DATA TO PROCESS ->
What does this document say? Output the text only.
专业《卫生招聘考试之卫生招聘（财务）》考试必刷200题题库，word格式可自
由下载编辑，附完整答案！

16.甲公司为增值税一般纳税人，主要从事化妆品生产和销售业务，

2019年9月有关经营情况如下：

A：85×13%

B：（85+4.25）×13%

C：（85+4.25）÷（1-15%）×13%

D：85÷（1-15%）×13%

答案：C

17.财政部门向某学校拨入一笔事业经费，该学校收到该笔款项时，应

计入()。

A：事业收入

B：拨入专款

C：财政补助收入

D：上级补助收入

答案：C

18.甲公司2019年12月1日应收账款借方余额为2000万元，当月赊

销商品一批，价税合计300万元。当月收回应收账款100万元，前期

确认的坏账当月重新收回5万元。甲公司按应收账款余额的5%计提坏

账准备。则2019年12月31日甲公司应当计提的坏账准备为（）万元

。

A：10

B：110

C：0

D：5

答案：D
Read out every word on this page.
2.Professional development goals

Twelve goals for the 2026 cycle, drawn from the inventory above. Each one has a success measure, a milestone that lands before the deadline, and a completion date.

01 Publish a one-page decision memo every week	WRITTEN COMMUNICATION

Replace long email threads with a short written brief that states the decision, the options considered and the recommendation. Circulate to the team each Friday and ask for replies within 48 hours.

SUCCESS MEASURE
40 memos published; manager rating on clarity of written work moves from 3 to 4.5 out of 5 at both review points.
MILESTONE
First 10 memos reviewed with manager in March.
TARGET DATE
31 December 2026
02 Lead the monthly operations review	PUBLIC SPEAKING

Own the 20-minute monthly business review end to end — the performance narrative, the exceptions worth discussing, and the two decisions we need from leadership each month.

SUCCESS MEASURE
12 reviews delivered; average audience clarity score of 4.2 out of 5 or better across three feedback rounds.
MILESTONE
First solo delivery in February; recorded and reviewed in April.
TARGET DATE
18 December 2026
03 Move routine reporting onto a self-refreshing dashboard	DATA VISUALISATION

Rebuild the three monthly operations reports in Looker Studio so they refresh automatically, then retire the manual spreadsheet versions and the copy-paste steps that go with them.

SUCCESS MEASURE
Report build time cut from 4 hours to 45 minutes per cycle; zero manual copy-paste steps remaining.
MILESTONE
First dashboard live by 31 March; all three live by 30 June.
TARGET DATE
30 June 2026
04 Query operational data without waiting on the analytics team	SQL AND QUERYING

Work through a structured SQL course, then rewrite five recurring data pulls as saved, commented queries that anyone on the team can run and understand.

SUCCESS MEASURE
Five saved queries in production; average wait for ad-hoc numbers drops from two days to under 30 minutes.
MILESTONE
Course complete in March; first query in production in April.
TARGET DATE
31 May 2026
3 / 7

EXERCISE REQUIREMENTS -> Retype the records above exactly.

RESPONSE ->
What does this document say? Output the text only.
专业《卫生招聘考试之卫生招聘（财务）》考试必刷200题题库，word格式可自
由下载编辑，附完整答案！

16.甲公司为增值税一般纳税人，主要从事化妆品生产和销售业务，

2019年9月有关经营情况如下：

A：85×13%

B：（85+4.25）×13%

C：（85+4.25）÷（1-15%）×13%

D：85÷（1-15%）×13%

答案：C

17.财政部门向某学校拨入一笔事业经费，该学校收到该笔款项时，应

计入()。

A：事业收入

B：拨入专款

C：财政补助收入

D：上级补助收入

答案：C

18.甲公司2019年12月1日应收账款借方余额为2000万元，当月赊

销商品一批，价税合计300万元。当月收回应收账款100万元，前期

确认的坏账当月重新收回5万元。甲公司按应收账款余额的5%计提坏

账准备。则2019年12月31日甲公司应当计提的坏账准备为（）万元

。

A：10

B：110

C：0

D：5

答案：D
Read out every word on this page.
2.Professional development goals

Twelve goals for the 2026 cycle, drawn from the inventory above. Each one has a success measure, a milestone that lands before the deadline, and a completion date.

01 Publish a one-page decision memo every week	WRITTEN COMMUNICATION

Replace long email threads with a short written brief that states the decision, the options considered and the recommendation. Circulate to the team each Friday and ask for replies within 48 hours.

SUCCESS MEASURE
40 memos published; manager rating on clarity of written work moves from 3 to 4.5 out of 5 at both review points.
MILESTONE
First 10 memos reviewed with manager in March.
TARGET DATE
31 December 2026
02 Lead the monthly operations review	PUBLIC SPEAKING

Own the 20-minute monthly business review end to end — the performance narrative, the exceptions worth discussing, and the two decisions we need from leadership each month.

SUCCESS MEASURE
12 reviews delivered; average audience clarity score of 4.2 out of 5 or better across three feedback rounds.
MILESTONE
First solo delivery in February; recorded and reviewed in April.
TARGET DATE
18 December 2026
03 Move routine reporting onto a self-refreshing dashboard	DATA VISUALISATION

Rebuild the three monthly operations reports in Looker Studio so they refresh automatically, then retire the manual spreadsheet versions and the copy-paste steps that go with them.

SUCCESS MEASURE
Report build time cut from 4 hours to 45 minutes per cycle; zero manual copy-paste steps remaining.
MILESTONE
First dashboard live by 31 March; all three live by 30 June.
TARGET DATE
30 June 2026
04 Query operational data without waiting on the analytics team	SQL AND QUERYING

Work through a structured SQL course, then rewrite five recurring data pulls as saved, commented queries that anyone on the team can run and understand.

SUCCESS MEASURE
Five saved queries in production; average wait for ad-hoc numbers drops from two days to under 30 minutes.
MILESTONE
Course complete in March; first query in production in April.
TARGET DATE
31 May 2026
3 / 7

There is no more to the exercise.